Decide whether each statement agrees with the page on the primary motive of the Incarnation. Answer yes or no, and quote the words of the page that settle it. 1. The homily was given on the Solemnity of the Annunciation. 2. According to the homily, the Son of God became man because of the sin of Adam. 3. The quotes from the Mariale were translated by the writer of the page.

# Start of Reading passage

Fr. Matthias M. Sasko: Primary Motive of the Incarnation… the maximum glory of God

Fr. Matthias Mary concisely sums up the teaching of Bl. John Duns Scotus on the primary motive of the Incarnation in a short homily on the Solemnity of the Annunciation. He points out that the primary motive of the Incarnation is the maximum glory of God and that the Son of God did not become man because the sin of Adam, but despite the sin of Adam.

To view and hear the homily at AirMaria.com please click on the image:

St. Lawrence of Brindisi, Doctor of the Church

St. Lawrence of Brindisi (+1619) was a true champion of the absolute primacy of Christ. Below are some quotes I have translated from his Mariale. In some spots I have inserted the lacking Scripture reference or have written out the Scripture text referred to. To see the Latin quotes as they are reported in Fr. Dominic Unger’s Franciscan Christology click here.

# End of Reading passage
# Start of Dataset records

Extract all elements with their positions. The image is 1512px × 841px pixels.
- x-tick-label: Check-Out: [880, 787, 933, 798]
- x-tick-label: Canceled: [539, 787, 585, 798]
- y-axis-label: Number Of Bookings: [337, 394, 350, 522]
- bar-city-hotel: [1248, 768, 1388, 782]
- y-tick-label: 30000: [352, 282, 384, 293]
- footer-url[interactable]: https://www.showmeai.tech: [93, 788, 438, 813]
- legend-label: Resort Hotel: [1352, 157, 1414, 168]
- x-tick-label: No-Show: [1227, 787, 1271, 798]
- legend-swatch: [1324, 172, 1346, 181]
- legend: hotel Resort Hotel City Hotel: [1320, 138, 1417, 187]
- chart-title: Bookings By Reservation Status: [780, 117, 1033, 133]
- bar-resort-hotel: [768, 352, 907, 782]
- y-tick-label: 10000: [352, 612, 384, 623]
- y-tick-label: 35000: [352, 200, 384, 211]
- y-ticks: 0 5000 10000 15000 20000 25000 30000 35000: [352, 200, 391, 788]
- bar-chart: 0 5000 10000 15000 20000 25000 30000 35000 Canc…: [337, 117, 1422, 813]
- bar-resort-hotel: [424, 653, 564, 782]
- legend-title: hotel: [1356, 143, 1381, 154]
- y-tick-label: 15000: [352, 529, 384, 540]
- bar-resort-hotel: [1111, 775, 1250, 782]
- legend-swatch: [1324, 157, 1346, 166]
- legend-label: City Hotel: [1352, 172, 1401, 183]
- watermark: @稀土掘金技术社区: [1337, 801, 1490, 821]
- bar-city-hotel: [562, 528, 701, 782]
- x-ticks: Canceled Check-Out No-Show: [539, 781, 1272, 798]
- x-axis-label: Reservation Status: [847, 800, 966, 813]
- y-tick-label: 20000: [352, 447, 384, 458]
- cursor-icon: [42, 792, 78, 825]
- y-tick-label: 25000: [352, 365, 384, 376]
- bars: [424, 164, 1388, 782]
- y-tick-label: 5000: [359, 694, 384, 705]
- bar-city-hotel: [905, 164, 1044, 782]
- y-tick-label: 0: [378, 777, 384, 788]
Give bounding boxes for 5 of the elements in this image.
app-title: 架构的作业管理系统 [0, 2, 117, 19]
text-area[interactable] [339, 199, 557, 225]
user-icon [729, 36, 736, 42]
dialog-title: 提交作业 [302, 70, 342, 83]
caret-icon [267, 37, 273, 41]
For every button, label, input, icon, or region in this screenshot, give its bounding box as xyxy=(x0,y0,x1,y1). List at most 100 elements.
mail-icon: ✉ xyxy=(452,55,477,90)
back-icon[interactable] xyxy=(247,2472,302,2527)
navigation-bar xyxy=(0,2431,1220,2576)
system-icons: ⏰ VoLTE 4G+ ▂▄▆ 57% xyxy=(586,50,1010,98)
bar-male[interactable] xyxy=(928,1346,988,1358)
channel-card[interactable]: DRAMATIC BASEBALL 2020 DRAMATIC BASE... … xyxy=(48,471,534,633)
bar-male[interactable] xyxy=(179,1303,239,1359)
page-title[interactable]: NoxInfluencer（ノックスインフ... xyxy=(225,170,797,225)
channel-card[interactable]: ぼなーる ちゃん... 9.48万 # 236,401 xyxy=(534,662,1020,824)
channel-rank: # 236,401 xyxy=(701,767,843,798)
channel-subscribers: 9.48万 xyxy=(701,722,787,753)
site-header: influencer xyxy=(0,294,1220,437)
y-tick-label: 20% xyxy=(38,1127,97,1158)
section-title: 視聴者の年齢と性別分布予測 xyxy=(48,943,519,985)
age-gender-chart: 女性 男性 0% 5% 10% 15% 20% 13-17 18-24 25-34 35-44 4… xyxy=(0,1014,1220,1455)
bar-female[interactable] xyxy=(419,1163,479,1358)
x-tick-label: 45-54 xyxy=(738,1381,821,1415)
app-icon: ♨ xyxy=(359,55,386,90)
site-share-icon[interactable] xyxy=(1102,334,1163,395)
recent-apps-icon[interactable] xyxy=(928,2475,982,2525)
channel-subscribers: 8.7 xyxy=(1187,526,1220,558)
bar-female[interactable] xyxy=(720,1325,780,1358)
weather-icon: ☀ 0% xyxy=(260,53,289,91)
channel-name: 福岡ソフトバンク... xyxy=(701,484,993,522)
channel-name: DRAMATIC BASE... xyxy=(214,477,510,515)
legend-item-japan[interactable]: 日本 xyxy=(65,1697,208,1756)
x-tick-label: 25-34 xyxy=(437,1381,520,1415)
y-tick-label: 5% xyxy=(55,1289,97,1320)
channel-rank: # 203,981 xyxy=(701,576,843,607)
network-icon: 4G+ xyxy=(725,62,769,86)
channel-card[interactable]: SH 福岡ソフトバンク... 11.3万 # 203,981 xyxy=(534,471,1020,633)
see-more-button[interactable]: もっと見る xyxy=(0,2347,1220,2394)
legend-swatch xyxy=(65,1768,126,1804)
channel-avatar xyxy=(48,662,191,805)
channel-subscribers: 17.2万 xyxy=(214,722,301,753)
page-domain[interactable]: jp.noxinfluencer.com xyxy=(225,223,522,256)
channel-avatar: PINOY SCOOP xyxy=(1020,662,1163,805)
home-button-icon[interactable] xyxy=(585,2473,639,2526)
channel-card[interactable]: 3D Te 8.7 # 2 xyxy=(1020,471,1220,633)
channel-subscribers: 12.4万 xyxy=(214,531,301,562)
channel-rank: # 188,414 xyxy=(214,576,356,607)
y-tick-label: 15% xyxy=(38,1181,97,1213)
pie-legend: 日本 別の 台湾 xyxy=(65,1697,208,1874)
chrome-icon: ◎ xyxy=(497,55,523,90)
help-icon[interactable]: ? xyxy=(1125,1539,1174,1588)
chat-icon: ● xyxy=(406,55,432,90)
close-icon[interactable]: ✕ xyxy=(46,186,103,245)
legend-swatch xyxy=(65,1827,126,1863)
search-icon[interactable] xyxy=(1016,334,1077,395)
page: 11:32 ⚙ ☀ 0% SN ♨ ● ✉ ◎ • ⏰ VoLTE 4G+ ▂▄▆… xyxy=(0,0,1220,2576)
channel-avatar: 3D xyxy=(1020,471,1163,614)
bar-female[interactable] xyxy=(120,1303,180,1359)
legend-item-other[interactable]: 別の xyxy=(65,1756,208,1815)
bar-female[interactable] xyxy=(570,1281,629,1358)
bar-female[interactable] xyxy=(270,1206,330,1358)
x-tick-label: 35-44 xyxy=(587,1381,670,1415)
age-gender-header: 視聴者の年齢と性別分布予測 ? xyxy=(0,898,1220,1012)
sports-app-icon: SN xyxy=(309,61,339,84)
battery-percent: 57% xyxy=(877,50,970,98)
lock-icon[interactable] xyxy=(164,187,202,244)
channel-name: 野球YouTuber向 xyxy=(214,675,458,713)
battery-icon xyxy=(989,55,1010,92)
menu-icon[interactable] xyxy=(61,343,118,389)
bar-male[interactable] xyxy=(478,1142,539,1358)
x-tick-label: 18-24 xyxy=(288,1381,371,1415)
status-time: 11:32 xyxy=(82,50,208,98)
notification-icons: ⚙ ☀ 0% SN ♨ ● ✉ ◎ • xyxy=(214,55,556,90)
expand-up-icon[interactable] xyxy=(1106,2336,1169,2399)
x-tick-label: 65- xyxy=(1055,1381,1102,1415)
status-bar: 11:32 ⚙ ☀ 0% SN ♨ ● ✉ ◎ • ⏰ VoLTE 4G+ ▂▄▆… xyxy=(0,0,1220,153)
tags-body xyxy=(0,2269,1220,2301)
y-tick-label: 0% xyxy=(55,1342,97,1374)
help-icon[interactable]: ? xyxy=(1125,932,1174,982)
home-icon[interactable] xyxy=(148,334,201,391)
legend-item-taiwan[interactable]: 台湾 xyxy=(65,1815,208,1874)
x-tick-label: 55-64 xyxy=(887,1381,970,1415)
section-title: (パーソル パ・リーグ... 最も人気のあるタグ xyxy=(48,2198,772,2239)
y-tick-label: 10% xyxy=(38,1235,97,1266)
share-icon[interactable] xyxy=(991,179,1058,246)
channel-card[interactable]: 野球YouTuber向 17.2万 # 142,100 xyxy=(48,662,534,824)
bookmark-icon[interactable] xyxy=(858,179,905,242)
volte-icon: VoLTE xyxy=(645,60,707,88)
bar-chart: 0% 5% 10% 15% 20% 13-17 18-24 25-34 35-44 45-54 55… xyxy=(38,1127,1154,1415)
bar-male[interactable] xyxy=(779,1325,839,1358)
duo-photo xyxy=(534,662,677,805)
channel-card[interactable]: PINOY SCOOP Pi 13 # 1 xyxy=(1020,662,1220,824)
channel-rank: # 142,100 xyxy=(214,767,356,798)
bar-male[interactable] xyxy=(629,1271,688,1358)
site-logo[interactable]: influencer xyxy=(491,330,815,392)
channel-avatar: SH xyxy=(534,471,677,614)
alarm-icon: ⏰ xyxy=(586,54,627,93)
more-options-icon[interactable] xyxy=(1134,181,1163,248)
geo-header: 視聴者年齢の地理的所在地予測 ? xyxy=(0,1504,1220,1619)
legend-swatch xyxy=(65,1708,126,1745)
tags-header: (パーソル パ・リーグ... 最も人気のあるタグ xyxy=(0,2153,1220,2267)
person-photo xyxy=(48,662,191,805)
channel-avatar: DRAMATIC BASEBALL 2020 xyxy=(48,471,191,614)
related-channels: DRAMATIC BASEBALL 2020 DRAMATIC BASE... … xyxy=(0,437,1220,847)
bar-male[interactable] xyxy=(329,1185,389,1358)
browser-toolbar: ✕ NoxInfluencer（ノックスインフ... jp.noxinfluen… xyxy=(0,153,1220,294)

# End of Dataset records

## Task response
1. Yes: "in a short homily on the Solemnity of the Annunciation"
2. No: "but despite the sin of Adam"
3. Yes: "Below are some quotes I have translated from his Mariale"